__Exercise description__: Output each line of the data below as a numbered list, leaving out any blank lines.

start Provided records

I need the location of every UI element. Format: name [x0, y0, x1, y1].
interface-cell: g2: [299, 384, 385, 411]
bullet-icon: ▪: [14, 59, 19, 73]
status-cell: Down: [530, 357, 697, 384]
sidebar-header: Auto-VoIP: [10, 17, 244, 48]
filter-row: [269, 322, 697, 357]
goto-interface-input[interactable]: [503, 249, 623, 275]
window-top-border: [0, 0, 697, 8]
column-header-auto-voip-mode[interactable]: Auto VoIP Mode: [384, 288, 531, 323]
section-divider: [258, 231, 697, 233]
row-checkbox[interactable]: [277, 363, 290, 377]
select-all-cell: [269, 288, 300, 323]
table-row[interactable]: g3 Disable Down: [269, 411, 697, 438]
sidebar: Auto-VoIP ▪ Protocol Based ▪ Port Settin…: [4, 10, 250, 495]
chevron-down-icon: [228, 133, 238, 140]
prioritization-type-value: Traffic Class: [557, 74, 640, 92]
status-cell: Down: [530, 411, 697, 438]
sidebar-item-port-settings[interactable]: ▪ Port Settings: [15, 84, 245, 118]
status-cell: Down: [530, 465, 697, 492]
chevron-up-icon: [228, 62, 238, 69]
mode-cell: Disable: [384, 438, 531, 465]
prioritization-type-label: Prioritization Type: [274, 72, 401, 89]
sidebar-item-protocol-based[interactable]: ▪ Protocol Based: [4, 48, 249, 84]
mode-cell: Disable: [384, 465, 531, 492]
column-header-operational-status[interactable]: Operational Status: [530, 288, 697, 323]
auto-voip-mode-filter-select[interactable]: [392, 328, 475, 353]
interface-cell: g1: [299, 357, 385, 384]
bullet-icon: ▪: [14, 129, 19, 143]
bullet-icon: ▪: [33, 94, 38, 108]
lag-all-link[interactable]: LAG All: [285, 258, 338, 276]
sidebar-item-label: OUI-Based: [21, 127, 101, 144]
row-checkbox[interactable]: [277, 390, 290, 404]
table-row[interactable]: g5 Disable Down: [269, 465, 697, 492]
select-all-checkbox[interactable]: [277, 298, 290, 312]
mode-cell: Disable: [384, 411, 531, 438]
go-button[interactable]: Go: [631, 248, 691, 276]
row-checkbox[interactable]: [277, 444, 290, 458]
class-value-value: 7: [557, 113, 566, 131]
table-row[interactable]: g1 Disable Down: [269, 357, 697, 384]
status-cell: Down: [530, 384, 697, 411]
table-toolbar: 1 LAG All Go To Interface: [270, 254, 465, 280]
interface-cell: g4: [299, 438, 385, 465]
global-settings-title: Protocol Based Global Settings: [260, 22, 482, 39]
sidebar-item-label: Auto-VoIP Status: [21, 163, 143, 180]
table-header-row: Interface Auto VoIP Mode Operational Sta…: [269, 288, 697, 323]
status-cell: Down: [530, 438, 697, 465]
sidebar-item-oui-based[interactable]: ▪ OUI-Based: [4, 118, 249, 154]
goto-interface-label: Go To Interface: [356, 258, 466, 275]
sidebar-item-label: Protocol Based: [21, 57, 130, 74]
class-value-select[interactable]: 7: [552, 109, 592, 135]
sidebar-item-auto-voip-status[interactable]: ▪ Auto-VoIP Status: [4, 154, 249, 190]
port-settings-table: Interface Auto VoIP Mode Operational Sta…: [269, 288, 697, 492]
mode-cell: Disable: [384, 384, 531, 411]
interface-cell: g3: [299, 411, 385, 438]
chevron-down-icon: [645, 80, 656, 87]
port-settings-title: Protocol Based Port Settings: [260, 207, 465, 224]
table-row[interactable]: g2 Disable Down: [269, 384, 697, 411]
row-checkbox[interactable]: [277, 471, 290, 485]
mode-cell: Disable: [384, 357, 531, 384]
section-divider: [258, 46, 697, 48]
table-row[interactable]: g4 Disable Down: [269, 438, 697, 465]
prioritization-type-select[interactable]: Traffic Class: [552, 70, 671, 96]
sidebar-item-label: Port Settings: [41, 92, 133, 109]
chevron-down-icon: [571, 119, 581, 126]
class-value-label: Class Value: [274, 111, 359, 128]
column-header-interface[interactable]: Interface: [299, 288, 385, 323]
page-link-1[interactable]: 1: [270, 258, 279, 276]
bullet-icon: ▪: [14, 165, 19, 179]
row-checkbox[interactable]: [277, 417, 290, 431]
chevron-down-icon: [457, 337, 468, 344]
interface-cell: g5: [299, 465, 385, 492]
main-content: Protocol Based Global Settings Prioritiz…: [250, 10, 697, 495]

end Provided records

__Reply__:
1. I need the location of every UI element. Format: name [x0, y0, x1, y1].
2. interface-cell: g2: [299, 384, 385, 411]
3. bullet-icon: ▪: [14, 59, 19, 73]
4. status-cell: Down: [530, 357, 697, 384]
5. sidebar-header: Auto-VoIP: [10, 17, 244, 48]
6. filter-row: [269, 322, 697, 357]
7. goto-interface-input[interactable]: [503, 249, 623, 275]
8. window-top-border: [0, 0, 697, 8]
9. column-header-auto-voip-mode[interactable]: Auto VoIP Mode: [384, 288, 531, 323]
10. section-divider: [258, 231, 697, 233]
11. row-checkbox[interactable]: [277, 363, 290, 377]
12. select-all-cell: [269, 288, 300, 323]
13. table-row[interactable]: g3 Disable Down: [269, 411, 697, 438]
14. sidebar: Auto-VoIP ▪ Protocol Based ▪ Port Settin…: [4, 10, 250, 495]
15. chevron-down-icon: [228, 133, 238, 140]
16. prioritization-type-value: Traffic Class: [557, 74, 640, 92]
17. status-cell: Down: [530, 411, 697, 438]
18. sidebar-item-port-settings[interactable]: ▪ Port Settings: [15, 84, 245, 118]
19. status-cell: Down: [530, 465, 697, 492]
20. chevron-up-icon: [228, 62, 238, 69]
21. mode-cell: Disable: [384, 438, 531, 465]
22. prioritization-type-label: Prioritization Type: [274, 72, 401, 89]
23. sidebar-item-protocol-based[interactable]: ▪ Protocol Based: [4, 48, 249, 84]
24. mode-cell: Disable: [384, 465, 531, 492]
25. column-header-operational-status[interactable]: Operational Status: [530, 288, 697, 323]
26. auto-voip-mode-filter-select[interactable]: [392, 328, 475, 353]
27. interface-cell: g1: [299, 357, 385, 384]
28. bullet-icon: ▪: [14, 129, 19, 143]
29. bullet-icon: ▪: [33, 94, 38, 108]
30. lag-all-link[interactable]: LAG All: [285, 258, 338, 276]
31. sidebar-item-label: OUI-Based: [21, 127, 101, 144]
32. row-checkbox[interactable]: [277, 390, 290, 404]
33. table-row[interactable]: g5 Disable Down: [269, 465, 697, 492]
34. select-all-checkbox[interactable]: [277, 298, 290, 312]
35. mode-cell: Disable: [384, 411, 531, 438]
36. go-button[interactable]: Go: [631, 248, 691, 276]
37. row-checkbox[interactable]: [277, 444, 290, 458]
38. class-value-value: 7: [557, 113, 566, 131]
39. table-row[interactable]: g1 Disable Down: [269, 357, 697, 384]
40. status-cell: Down: [530, 384, 697, 411]
41. table-toolbar: 1 LAG All Go To Interface: [270, 254, 465, 280]
42. interface-cell: g4: [299, 438, 385, 465]
43. global-settings-title: Protocol Based Global Settings: [260, 22, 482, 39]
44. sidebar-item-label: Auto-VoIP Status: [21, 163, 143, 180]
45. table-header-row: Interface Auto VoIP Mode Operational Sta…: [269, 288, 697, 323]
46. status-cell: Down: [530, 438, 697, 465]
47. sidebar-item-oui-based[interactable]: ▪ OUI-Based: [4, 118, 249, 154]
48. goto-interface-label: Go To Interface: [356, 258, 466, 275]
49. sidebar-item-label: Protocol Based: [21, 57, 130, 74]
50. class-value-select[interactable]: 7: [552, 109, 592, 135]
51. sidebar-item-auto-voip-status[interactable]: ▪ Auto-VoIP Status: [4, 154, 249, 190]
52. port-settings-table: Interface Auto VoIP Mode Operational Sta…: [269, 288, 697, 492]
53. mode-cell: Disable: [384, 384, 531, 411]
54. interface-cell: g3: [299, 411, 385, 438]
55. chevron-down-icon: [645, 80, 656, 87]
56. port-settings-title: Protocol Based Port Settings: [260, 207, 465, 224]
57. table-row[interactable]: g2 Disable Down: [269, 384, 697, 411]
58. row-checkbox[interactable]: [277, 471, 290, 485]
59. mode-cell: Disable: [384, 357, 531, 384]
60. section-divider: [258, 46, 697, 48]
61. table-row[interactable]: g4 Disable Down: [269, 438, 697, 465]
62. prioritization-type-select[interactable]: Traffic Class: [552, 70, 671, 96]
63. sidebar-item-label: Port Settings: [41, 92, 133, 109]
64. chevron-down-icon: [571, 119, 581, 126]
65. class-value-label: Class Value: [274, 111, 359, 128]
66. column-header-interface[interactable]: Interface: [299, 288, 385, 323]
67. page-link-1[interactable]: 1: [270, 258, 279, 276]
68. bullet-icon: ▪: [14, 165, 19, 179]
69. row-checkbox[interactable]: [277, 417, 290, 431]
70. chevron-down-icon: [457, 337, 468, 344]
71. interface-cell: g5: [299, 465, 385, 492]
72. main-content: Protocol Based Global Settings Prioritiz…: [250, 10, 697, 495]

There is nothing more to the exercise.